Aim: Print out the material that follows word for word.

[Start Input for this task]

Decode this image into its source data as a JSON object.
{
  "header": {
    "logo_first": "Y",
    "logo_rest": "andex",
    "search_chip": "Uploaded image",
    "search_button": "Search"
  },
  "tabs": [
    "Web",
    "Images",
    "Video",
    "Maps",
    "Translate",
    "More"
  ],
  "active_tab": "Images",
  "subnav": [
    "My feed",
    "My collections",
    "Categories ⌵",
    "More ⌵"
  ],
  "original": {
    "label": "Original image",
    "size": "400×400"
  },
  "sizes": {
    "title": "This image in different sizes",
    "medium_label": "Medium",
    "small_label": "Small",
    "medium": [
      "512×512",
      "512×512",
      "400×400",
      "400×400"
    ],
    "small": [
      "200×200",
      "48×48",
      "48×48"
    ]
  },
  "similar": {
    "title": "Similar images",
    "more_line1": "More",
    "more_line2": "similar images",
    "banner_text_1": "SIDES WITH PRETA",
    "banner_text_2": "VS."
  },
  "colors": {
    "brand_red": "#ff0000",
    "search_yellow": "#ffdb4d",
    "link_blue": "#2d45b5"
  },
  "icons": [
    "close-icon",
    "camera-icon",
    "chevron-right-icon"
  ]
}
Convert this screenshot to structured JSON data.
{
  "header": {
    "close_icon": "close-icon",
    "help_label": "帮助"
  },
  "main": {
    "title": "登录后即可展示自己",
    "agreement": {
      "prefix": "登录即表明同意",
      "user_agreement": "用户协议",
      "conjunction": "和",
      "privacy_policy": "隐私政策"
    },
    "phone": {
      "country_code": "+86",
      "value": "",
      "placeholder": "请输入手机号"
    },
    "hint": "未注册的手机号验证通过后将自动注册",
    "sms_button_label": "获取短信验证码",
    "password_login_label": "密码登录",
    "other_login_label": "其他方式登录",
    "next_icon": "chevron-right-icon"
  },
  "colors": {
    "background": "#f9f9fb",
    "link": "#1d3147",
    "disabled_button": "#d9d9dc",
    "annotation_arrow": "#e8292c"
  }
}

[End Input for this task]

Complete output:
Decode this image into its source data as a JSON object.
{
  "header": {
    "logo_first": "Y",
    "logo_rest": "andex",
    "search_chip": "Uploaded image",
    "search_button": "Search"
  },
  "tabs": [
    "Web",
    "Images",
    "Video",
    "Maps",
    "Translate",
    "More"
  ],
  "active_tab": "Images",
  "subnav": [
    "My feed",
    "My collections",
    "Categories ⌵",
    "More ⌵"
  ],
  "original": {
    "label": "Original image",
    "size": "400×400"
  },
  "sizes": {
    "title": "This image in different sizes",
    "medium_label": "Medium",
    "small_label": "Small",
    "medium": [
      "512×512",
      "512×512",
      "400×400",
      "400×400"
    ],
    "small": [
      "200×200",
      "48×48",
      "48×48"
    ]
  },
  "similar": {
    "title": "Similar images",
    "more_line1": "More",
    "more_line2": "similar images",
    "banner_text_1": "SIDES WITH PRETA",
    "banner_text_2": "VS."
  },
  "colors": {
    "brand_red": "#ff0000",
    "search_yellow": "#ffdb4d",
    "link_blue": "#2d45b5"
  },
  "icons": [
    "close-icon",
    "camera-icon",
    "chevron-right-icon"
  ]
}
Convert this screenshot to structured JSON data.
{
  "header": {
    "close_icon": "close-icon",
    "help_label": "帮助"
  },
  "main": {
    "title": "登录后即可展示自己",
    "agreement": {
      "prefix": "登录即表明同意",
      "user_agreement": "用户协议",
      "conjunction": "和",
      "privacy_policy": "隐私政策"
    },
    "phone": {
      "country_code": "+86",
      "value": "",
      "placeholder": "请输入手机号"
    },
    "hint": "未注册的手机号验证通过后将自动注册",
    "sms_button_label": "获取短信验证码",
    "password_login_label": "密码登录",
    "other_login_label": "其他方式登录",
    "next_icon": "chevron-right-icon"
  },
  "colors": {
    "background": "#f9f9fb",
    "link": "#1d3147",
    "disabled_button": "#d9d9dc",
    "annotation_arrow": "#e8292c"
  }
}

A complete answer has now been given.